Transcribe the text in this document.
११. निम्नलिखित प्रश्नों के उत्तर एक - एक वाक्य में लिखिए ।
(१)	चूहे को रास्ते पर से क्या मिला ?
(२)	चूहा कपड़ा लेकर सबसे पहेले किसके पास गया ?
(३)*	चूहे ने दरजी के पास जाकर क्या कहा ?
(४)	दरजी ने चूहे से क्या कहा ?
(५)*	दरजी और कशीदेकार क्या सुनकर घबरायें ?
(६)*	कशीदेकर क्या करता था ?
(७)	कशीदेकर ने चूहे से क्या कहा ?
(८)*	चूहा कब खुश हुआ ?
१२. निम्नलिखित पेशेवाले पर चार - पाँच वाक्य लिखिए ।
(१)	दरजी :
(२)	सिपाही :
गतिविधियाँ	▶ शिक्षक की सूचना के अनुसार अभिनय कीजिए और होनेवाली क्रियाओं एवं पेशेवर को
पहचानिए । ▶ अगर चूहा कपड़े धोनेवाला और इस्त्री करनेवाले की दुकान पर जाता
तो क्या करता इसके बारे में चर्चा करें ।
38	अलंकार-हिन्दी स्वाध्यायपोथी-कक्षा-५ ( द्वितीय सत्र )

■ ■ ■ ■ ■

Give back all the data exactly as written.

• [EXERCISE OUTPUT]
Transcribe the text in this document.
११. निम्नलिखित प्रश्नों के उत्तर एक - एक वाक्य में लिखिए ।
(१)	चूहे को रास्ते पर से क्या मिला ?
(२)	चूहा कपड़ा लेकर सबसे पहेले किसके पास गया ?
(३)*	चूहे ने दरजी के पास जाकर क्या कहा ?
(४)	दरजी ने चूहे से क्या कहा ?
(५)*	दरजी और कशीदेकार क्या सुनकर घबरायें ?
(६)*	कशीदेकर क्या करता था ?
(७)	कशीदेकर ने चूहे से क्या कहा ?
(८)*	चूहा कब खुश हुआ ?
१२. निम्नलिखित पेशेवाले पर चार - पाँच वाक्य लिखिए ।
(१)	दरजी :
(२)	सिपाही :
गतिविधियाँ	▶ शिक्षक की सूचना के अनुसार अभिनय कीजिए और होनेवाली क्रियाओं एवं पेशेवर को
पहचानिए । ▶ अगर चूहा कपड़े धोनेवाला और इस्त्री करनेवाले की दुकान पर जाता
तो क्या करता इसके बारे में चर्चा करें ।
38	अलंकार-हिन्दी स्वाध्यायपोथी-कक्षा-५ ( द्वितीय सत्र )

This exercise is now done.